> **STATED PROBLEM**
Filter the entries and keep only the lines where the string "نحوه" appears.

(Stored records)
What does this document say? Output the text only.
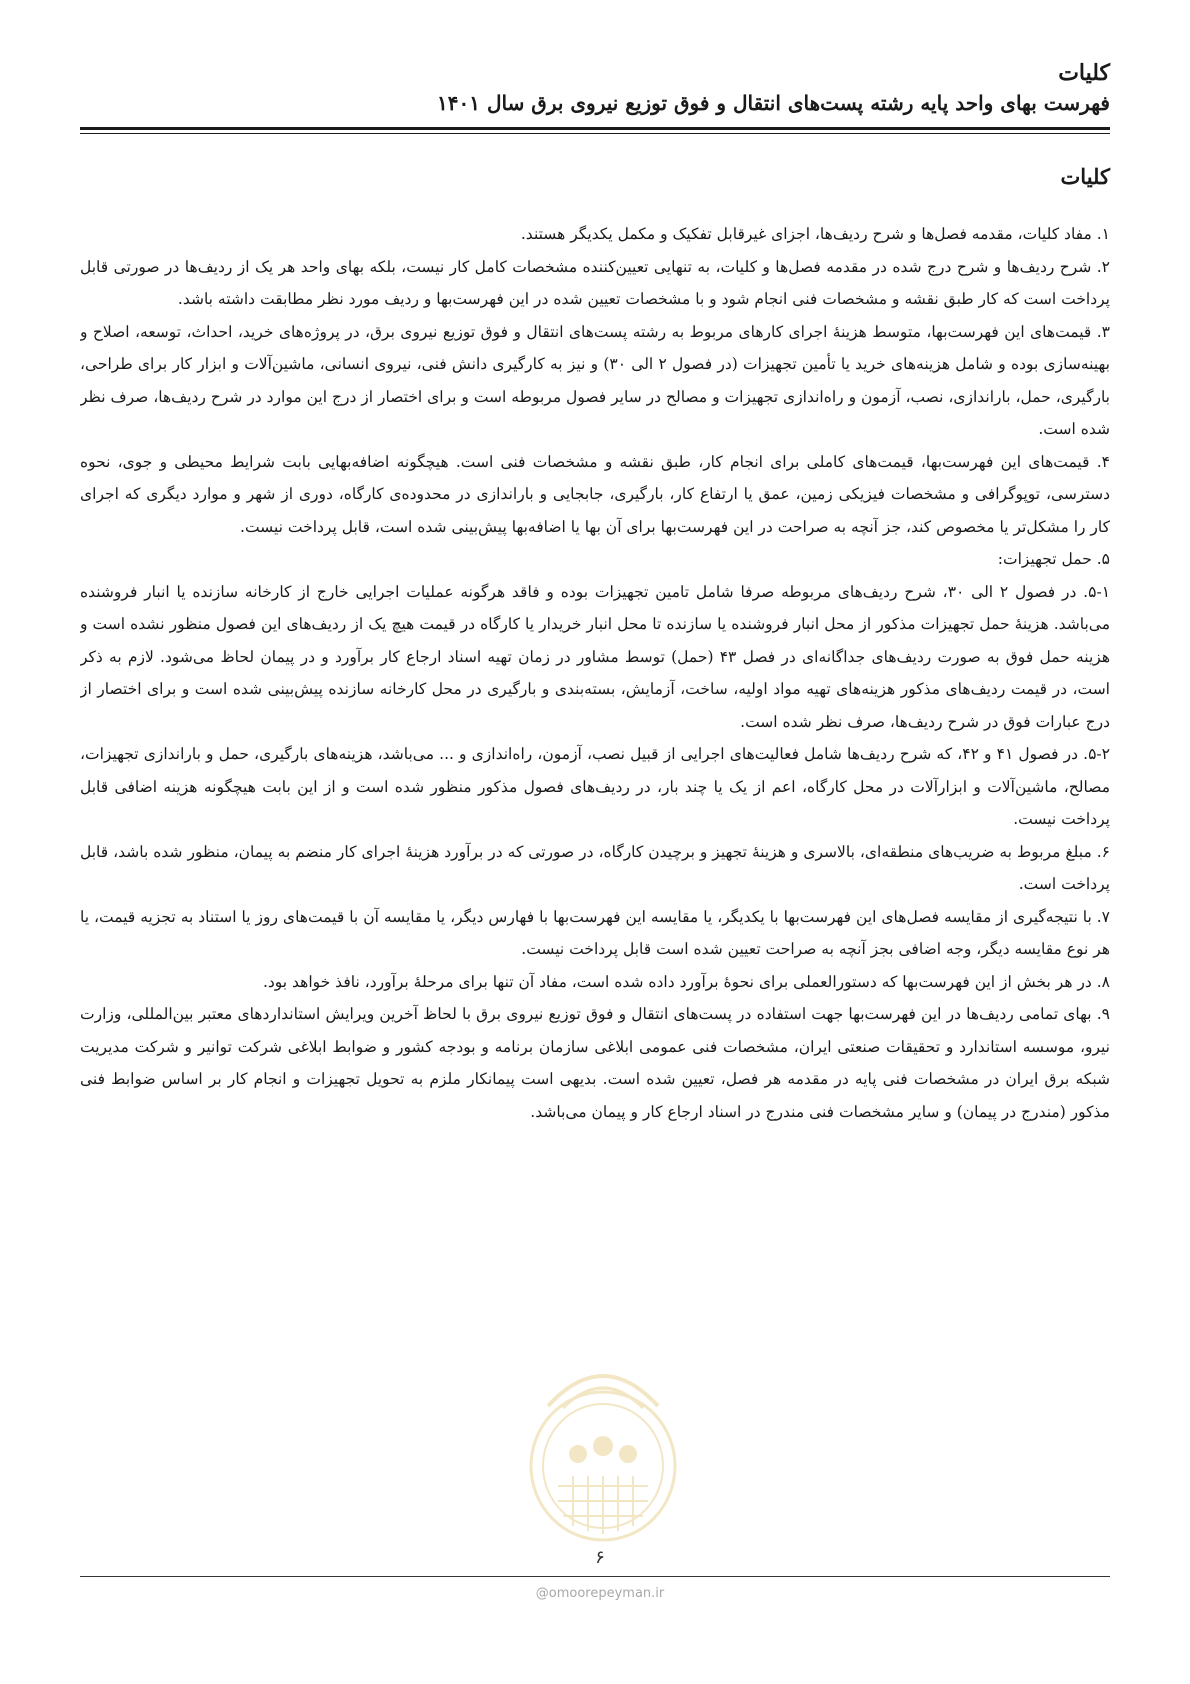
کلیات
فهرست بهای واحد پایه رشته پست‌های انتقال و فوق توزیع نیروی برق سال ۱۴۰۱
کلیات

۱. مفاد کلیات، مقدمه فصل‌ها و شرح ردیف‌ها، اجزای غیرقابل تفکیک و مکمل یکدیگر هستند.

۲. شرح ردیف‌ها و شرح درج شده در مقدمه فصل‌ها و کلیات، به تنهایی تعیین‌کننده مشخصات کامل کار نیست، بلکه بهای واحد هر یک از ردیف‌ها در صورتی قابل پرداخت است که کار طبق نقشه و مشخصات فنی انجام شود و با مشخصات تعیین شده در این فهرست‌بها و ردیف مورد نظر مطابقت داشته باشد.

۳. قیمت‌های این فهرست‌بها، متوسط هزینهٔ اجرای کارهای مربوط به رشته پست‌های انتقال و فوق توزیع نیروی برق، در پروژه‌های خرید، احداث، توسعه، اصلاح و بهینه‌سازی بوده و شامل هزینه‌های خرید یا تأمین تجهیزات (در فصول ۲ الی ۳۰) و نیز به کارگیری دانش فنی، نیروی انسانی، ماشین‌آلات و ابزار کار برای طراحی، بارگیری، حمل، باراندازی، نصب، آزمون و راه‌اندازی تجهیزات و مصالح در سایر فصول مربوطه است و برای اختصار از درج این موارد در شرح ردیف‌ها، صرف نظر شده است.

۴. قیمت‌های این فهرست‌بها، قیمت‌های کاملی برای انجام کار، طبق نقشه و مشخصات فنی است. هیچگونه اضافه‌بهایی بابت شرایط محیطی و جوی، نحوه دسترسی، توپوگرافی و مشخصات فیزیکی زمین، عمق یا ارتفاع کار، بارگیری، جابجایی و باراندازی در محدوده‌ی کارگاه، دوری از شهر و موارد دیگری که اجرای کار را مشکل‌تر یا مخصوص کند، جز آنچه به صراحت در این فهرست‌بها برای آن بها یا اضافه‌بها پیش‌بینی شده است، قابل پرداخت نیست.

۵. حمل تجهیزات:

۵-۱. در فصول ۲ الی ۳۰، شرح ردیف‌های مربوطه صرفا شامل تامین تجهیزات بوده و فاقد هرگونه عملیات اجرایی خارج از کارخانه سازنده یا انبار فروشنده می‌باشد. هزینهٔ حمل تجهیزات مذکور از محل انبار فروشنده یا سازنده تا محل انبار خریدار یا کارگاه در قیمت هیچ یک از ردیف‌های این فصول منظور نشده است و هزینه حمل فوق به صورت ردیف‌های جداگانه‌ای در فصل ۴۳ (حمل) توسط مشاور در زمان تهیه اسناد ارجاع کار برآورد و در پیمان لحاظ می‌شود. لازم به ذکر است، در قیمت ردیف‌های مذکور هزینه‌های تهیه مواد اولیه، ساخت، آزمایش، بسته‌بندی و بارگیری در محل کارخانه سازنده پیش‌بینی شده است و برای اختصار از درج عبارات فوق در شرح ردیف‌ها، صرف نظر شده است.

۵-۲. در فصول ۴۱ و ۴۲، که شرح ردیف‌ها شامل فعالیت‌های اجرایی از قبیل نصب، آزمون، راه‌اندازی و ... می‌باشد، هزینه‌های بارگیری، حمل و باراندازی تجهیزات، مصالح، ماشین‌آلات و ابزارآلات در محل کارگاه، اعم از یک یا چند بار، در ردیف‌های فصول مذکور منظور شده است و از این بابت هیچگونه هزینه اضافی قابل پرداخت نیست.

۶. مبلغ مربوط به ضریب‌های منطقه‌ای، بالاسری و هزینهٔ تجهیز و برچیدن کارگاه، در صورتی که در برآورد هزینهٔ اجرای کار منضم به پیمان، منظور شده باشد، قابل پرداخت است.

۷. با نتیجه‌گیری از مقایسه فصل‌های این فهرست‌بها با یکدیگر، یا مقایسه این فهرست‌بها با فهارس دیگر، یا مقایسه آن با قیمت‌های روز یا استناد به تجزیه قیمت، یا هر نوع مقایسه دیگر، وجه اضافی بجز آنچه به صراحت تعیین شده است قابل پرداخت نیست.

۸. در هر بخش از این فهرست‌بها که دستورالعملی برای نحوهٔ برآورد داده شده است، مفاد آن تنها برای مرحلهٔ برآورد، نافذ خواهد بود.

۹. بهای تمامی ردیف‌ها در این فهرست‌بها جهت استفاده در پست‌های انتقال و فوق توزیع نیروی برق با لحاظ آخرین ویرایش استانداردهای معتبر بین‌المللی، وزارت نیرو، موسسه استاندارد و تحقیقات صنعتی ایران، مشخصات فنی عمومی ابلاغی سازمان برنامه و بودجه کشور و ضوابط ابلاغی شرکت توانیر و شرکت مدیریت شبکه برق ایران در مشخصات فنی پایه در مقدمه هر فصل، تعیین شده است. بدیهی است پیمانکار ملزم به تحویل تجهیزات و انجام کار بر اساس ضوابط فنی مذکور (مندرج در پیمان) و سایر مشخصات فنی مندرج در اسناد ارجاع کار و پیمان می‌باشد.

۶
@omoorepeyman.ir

...

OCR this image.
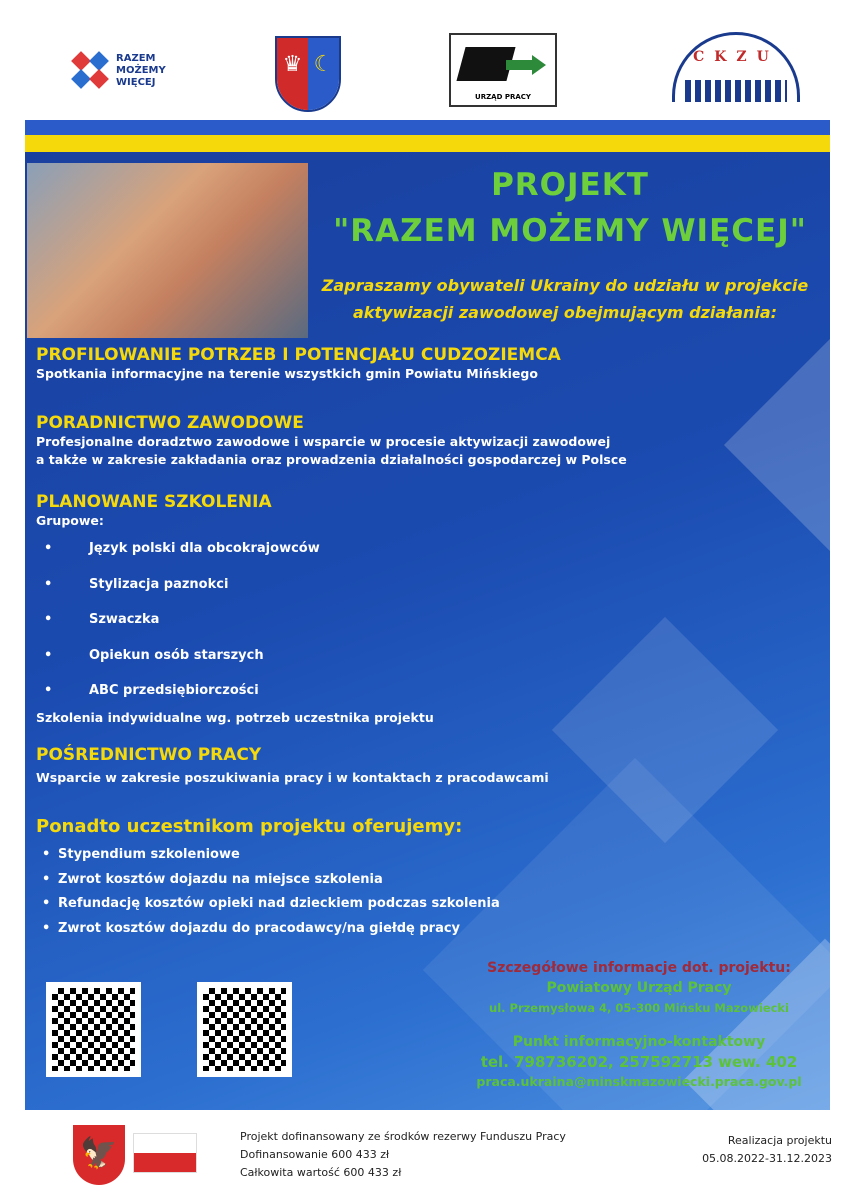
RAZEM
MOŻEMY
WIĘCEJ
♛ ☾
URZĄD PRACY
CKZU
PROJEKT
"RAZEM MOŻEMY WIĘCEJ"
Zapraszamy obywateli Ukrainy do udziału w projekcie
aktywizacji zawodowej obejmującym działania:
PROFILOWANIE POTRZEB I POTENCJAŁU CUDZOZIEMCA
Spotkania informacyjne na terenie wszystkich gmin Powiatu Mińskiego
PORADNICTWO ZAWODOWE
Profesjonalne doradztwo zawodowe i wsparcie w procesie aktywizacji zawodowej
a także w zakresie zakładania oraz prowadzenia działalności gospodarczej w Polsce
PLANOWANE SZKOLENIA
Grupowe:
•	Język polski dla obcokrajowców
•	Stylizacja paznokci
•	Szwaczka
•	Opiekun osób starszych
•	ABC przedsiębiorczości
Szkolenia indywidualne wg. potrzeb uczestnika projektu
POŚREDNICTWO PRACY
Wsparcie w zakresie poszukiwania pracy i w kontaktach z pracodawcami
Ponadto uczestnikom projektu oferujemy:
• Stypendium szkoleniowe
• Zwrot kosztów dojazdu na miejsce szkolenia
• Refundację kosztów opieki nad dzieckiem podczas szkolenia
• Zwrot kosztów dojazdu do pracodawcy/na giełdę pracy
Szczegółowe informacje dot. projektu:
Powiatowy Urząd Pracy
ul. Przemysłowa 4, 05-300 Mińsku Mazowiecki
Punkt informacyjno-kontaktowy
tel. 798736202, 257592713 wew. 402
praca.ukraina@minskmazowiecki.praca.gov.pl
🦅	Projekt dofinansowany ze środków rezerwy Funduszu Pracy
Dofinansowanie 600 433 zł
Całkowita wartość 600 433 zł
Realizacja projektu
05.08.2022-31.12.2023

> **RESPONSE TO THE EXERCISE**
۴. قیمت‌های این فهرست‌بها، قیمت‌های کاملی برای انجام کار، طبق نقشه و مشخصات فنی است. هیچگونه اضافه‌بهایی بابت شرایط محیطی و جوی، نحوه دسترسی، توپوگرافی و مشخصات فیزیکی زمین، عمق یا ارتفاع کار، بارگیری، جابجایی و باراندازی در محدوده‌ی کارگاه، دوری از شهر و موارد دیگری که اجرای کار را مشکل‌تر یا مخصوص کند، جز آنچه به صراحت در این فهرست‌بها برای آن بها یا اضافه‌بها پیش‌بینی شده است، قابل پرداخت نیست.
۸. در هر بخش از این فهرست‌بها که دستورالعملی برای نحوهٔ برآورد داده شده است، مفاد آن تنها برای مرحلهٔ برآورد، نافذ خواهد بود.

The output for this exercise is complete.